Look for the string "this" and copy every line that has it.

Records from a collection
** Begin **

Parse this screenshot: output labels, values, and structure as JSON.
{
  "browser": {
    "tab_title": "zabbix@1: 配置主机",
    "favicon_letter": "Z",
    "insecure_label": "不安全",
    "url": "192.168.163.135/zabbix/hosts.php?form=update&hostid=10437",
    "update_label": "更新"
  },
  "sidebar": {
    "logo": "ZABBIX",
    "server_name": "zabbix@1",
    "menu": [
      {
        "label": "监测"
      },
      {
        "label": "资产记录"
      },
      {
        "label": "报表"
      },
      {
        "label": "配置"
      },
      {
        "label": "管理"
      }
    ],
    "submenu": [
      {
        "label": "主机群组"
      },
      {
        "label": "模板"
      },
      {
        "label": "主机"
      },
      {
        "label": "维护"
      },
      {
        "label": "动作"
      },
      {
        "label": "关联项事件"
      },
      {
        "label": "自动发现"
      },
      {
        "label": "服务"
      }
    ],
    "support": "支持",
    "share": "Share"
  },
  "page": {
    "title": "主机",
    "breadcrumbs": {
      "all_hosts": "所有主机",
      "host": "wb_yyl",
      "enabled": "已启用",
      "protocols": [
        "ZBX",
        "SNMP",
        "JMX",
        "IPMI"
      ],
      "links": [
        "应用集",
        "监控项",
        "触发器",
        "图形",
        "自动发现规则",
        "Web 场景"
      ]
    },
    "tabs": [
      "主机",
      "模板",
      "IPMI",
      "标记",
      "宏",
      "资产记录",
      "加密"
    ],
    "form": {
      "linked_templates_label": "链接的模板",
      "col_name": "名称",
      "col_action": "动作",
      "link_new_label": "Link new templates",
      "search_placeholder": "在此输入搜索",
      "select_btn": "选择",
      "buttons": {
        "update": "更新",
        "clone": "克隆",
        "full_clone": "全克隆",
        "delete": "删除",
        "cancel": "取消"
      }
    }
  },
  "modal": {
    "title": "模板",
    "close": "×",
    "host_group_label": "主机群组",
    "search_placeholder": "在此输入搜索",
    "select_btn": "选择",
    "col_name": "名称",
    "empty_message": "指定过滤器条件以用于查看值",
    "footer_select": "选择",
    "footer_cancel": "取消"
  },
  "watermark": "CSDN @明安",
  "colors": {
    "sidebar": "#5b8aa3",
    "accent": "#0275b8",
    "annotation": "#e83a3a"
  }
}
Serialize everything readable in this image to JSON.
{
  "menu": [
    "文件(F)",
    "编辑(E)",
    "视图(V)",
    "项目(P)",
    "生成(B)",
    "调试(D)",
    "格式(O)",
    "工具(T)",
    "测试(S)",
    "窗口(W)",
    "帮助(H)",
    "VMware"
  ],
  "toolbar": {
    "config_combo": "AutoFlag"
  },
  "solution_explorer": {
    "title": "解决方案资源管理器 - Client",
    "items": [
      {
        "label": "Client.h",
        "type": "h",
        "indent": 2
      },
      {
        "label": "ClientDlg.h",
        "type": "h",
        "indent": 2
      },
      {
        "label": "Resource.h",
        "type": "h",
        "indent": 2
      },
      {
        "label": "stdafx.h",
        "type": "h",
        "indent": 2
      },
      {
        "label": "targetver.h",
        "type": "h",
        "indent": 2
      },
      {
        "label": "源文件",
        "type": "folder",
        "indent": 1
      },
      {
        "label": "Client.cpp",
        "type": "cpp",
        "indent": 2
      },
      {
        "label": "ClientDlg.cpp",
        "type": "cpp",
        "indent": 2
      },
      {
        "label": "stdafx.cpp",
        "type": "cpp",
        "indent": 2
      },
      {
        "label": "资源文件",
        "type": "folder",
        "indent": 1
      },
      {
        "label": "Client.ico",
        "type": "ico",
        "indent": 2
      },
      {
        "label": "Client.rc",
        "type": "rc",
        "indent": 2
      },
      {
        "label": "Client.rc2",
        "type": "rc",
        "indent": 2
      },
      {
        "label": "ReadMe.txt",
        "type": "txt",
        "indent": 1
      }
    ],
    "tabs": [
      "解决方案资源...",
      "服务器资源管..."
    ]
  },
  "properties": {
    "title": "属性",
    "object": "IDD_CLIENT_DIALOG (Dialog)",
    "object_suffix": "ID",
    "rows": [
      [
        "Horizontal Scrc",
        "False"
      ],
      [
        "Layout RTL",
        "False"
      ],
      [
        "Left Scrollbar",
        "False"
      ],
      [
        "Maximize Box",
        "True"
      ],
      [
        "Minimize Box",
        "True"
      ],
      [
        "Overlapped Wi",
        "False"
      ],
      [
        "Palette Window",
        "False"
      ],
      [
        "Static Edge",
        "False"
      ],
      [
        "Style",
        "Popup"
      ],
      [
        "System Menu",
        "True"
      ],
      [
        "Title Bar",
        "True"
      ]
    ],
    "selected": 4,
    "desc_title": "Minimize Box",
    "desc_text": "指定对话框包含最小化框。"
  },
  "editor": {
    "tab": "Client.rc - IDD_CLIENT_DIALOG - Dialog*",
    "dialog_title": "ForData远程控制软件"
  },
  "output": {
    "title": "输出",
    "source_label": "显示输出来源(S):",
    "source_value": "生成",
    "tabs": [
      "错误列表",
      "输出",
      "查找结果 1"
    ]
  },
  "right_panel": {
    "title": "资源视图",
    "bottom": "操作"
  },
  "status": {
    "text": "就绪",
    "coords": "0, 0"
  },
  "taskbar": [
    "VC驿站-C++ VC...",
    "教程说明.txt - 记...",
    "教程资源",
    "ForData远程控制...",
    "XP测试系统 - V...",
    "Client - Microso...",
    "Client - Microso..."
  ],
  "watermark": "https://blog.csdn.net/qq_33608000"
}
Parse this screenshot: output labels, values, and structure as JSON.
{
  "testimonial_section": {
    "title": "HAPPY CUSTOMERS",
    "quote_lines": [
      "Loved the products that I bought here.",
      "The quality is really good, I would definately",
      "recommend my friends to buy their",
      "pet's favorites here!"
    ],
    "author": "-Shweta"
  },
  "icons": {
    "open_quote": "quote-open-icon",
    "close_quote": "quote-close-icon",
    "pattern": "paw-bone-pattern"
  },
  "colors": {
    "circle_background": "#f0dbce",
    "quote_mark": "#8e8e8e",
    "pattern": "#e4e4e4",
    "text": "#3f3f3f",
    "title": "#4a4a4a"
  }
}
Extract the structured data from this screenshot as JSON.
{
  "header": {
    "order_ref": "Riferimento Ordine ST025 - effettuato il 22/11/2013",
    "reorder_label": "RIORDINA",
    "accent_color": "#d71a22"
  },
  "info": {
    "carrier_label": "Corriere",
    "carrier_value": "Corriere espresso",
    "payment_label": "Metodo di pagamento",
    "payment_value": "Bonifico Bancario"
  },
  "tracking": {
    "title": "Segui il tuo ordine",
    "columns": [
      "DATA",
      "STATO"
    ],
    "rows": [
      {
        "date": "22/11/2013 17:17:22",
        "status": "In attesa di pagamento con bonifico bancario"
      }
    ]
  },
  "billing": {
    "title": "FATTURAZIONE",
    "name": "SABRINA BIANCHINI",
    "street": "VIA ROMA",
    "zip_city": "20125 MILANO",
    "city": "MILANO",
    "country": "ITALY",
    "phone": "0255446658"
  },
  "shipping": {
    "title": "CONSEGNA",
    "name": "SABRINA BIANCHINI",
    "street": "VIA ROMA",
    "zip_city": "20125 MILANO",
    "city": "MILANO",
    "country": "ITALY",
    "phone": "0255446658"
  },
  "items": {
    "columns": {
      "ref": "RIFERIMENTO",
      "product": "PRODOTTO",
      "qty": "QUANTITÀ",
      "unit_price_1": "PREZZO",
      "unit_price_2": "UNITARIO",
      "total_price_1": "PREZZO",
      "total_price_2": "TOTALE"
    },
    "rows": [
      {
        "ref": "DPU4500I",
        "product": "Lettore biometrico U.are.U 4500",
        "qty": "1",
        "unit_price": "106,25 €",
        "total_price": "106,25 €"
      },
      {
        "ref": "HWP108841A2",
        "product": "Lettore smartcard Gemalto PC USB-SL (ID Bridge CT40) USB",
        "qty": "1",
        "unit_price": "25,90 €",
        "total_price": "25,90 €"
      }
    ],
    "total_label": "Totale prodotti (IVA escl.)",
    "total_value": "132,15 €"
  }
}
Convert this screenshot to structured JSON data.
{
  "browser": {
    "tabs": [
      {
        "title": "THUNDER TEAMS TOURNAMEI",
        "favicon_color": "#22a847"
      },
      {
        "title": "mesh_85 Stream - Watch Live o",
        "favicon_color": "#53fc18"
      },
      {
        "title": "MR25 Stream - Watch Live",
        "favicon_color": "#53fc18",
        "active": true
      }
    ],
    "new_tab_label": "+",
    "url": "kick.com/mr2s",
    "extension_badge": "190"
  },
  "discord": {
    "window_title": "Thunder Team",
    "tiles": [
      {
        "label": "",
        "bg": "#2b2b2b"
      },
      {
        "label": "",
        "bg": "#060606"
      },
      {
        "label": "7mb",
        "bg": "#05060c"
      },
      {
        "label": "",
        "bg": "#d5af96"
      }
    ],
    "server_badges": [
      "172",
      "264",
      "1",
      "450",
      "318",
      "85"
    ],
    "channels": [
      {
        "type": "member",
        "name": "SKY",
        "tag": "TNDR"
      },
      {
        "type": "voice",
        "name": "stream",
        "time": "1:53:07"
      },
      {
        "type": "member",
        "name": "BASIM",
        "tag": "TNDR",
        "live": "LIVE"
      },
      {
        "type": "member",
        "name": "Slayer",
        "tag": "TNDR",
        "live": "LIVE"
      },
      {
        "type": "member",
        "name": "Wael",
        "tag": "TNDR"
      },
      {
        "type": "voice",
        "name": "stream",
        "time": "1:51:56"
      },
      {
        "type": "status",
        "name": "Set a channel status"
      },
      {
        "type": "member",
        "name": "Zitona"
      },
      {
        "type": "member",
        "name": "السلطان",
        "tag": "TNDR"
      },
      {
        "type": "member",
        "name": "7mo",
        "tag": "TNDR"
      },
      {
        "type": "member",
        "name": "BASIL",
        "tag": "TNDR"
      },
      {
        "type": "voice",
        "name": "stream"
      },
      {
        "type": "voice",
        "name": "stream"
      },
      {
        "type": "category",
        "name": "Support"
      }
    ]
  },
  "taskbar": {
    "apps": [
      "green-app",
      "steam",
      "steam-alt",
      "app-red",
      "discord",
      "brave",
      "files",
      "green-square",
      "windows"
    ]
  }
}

** End **

COMPLETE OUTPUT
Parse this screenshot: output labels, values, and structure as JSON.
Serialize everything readable in this image to JSON.
Parse this screenshot: output labels, values, and structure as JSON.
Extract the structured data from this screenshot as JSON.
Convert this screenshot to structured JSON data.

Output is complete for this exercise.